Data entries
>>>>>

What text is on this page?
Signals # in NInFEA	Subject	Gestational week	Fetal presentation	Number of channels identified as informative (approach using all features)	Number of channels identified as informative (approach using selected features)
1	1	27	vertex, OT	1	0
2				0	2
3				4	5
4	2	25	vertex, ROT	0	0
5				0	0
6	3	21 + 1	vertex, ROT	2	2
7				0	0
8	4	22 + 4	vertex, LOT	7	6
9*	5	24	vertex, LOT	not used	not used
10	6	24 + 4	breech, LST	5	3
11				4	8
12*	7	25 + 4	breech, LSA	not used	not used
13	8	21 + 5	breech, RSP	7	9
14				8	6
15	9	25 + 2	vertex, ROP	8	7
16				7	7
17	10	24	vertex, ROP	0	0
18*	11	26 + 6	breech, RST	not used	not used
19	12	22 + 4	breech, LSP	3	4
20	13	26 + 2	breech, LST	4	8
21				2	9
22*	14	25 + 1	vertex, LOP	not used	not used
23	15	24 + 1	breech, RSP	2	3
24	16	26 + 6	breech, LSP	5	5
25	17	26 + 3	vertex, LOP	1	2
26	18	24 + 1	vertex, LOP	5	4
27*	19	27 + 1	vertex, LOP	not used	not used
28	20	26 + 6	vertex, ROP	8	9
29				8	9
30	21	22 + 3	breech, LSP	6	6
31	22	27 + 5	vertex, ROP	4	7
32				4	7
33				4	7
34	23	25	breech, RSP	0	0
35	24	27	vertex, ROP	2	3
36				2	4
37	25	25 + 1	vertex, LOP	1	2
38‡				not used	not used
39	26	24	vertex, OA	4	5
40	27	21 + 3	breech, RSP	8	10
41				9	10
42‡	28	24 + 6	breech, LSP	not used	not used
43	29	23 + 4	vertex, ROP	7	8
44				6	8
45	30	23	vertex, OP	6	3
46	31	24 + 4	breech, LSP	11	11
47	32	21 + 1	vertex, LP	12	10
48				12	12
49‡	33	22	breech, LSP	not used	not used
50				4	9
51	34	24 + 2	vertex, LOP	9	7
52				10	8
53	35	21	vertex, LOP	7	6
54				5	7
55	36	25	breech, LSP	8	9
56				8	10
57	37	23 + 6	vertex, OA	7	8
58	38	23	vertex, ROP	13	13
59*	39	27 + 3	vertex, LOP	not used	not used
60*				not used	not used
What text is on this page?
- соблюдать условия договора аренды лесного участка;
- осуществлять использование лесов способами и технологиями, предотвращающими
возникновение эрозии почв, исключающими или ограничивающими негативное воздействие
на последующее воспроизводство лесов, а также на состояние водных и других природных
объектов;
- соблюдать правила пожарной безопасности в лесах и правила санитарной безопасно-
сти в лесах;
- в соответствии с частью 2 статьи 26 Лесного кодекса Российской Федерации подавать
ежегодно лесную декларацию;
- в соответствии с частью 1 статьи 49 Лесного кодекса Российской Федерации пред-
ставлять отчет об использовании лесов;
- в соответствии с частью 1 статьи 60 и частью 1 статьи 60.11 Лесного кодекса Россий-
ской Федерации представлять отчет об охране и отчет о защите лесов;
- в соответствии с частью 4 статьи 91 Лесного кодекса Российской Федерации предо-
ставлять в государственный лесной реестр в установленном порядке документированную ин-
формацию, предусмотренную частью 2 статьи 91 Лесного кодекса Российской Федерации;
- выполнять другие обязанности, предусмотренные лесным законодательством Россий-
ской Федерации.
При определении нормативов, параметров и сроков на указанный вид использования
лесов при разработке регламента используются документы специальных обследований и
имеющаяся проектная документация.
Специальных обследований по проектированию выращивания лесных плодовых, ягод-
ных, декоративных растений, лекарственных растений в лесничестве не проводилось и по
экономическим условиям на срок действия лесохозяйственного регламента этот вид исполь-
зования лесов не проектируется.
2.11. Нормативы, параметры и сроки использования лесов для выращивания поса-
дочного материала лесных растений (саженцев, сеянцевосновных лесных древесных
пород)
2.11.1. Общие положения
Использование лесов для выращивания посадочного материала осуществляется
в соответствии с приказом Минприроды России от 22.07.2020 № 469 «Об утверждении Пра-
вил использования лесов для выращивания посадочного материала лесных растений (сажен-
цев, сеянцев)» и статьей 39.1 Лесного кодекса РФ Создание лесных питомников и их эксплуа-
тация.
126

<<<<<

Using the data above, return each line exactly as written.

**Output**
What text is on this page?
Signals # in NInFEA	Subject	Gestational week	Fetal presentation	Number of channels identified as informative (approach using all features)	Number of channels identified as informative (approach using selected features)
1	1	27	vertex, OT	1	0
2				0	2
3				4	5
4	2	25	vertex, ROT	0	0
5				0	0
6	3	21 + 1	vertex, ROT	2	2
7				0	0
8	4	22 + 4	vertex, LOT	7	6
9*	5	24	vertex, LOT	not used	not used
10	6	24 + 4	breech, LST	5	3
11				4	8
12*	7	25 + 4	breech, LSA	not used	not used
13	8	21 + 5	breech, RSP	7	9
14				8	6
15	9	25 + 2	vertex, ROP	8	7
16				7	7
17	10	24	vertex, ROP	0	0
18*	11	26 + 6	breech, RST	not used	not used
19	12	22 + 4	breech, LSP	3	4
20	13	26 + 2	breech, LST	4	8
21				2	9
22*	14	25 + 1	vertex, LOP	not used	not used
23	15	24 + 1	breech, RSP	2	3
24	16	26 + 6	breech, LSP	5	5
25	17	26 + 3	vertex, LOP	1	2
26	18	24 + 1	vertex, LOP	5	4
27*	19	27 + 1	vertex, LOP	not used	not used
28	20	26 + 6	vertex, ROP	8	9
29				8	9
30	21	22 + 3	breech, LSP	6	6
31	22	27 + 5	vertex, ROP	4	7
32				4	7
33				4	7
34	23	25	breech, RSP	0	0
35	24	27	vertex, ROP	2	3
36				2	4
37	25	25 + 1	vertex, LOP	1	2
38‡				not used	not used
39	26	24	vertex, OA	4	5
40	27	21 + 3	breech, RSP	8	10
41				9	10
42‡	28	24 + 6	breech, LSP	not used	not used
43	29	23 + 4	vertex, ROP	7	8
44				6	8
45	30	23	vertex, OP	6	3
46	31	24 + 4	breech, LSP	11	11
47	32	21 + 1	vertex, LP	12	10
48				12	12
49‡	33	22	breech, LSP	not used	not used
50				4	9
51	34	24 + 2	vertex, LOP	9	7
52				10	8
53	35	21	vertex, LOP	7	6
54				5	7
55	36	25	breech, LSP	8	9
56				8	10
57	37	23 + 6	vertex, OA	7	8
58	38	23	vertex, ROP	13	13
59*	39	27 + 3	vertex, LOP	not used	not used
60*				not used	not used
What text is on this page?
- соблюдать условия договора аренды лесного участка;
- осуществлять использование лесов способами и технологиями, предотвращающими
возникновение эрозии почв, исключающими или ограничивающими негативное воздействие
на последующее воспроизводство лесов, а также на состояние водных и других природных
объектов;
- соблюдать правила пожарной безопасности в лесах и правила санитарной безопасно-
сти в лесах;
- в соответствии с частью 2 статьи 26 Лесного кодекса Российской Федерации подавать
ежегодно лесную декларацию;
- в соответствии с частью 1 статьи 49 Лесного кодекса Российской Федерации пред-
ставлять отчет об использовании лесов;
- в соответствии с частью 1 статьи 60 и частью 1 статьи 60.11 Лесного кодекса Россий-
ской Федерации представлять отчет об охране и отчет о защите лесов;
- в соответствии с частью 4 статьи 91 Лесного кодекса Российской Федерации предо-
ставлять в государственный лесной реестр в установленном порядке документированную ин-
формацию, предусмотренную частью 2 статьи 91 Лесного кодекса Российской Федерации;
- выполнять другие обязанности, предусмотренные лесным законодательством Россий-
ской Федерации.
При определении нормативов, параметров и сроков на указанный вид использования
лесов при разработке регламента используются документы специальных обследований и
имеющаяся проектная документация.
Специальных обследований по проектированию выращивания лесных плодовых, ягод-
ных, декоративных растений, лекарственных растений в лесничестве не проводилось и по
экономическим условиям на срок действия лесохозяйственного регламента этот вид исполь-
зования лесов не проектируется.
2.11. Нормативы, параметры и сроки использования лесов для выращивания поса-
дочного материала лесных растений (саженцев, сеянцевосновных лесных древесных
пород)
2.11.1. Общие положения
Использование лесов для выращивания посадочного материала осуществляется
в соответствии с приказом Минприроды России от 22.07.2020 № 469 «Об утверждении Пра-
вил использования лесов для выращивания посадочного материала лесных растений (сажен-
цев, сеянцев)» и статьей 39.1 Лесного кодекса РФ Создание лесных питомников и их эксплуа-
тация.
126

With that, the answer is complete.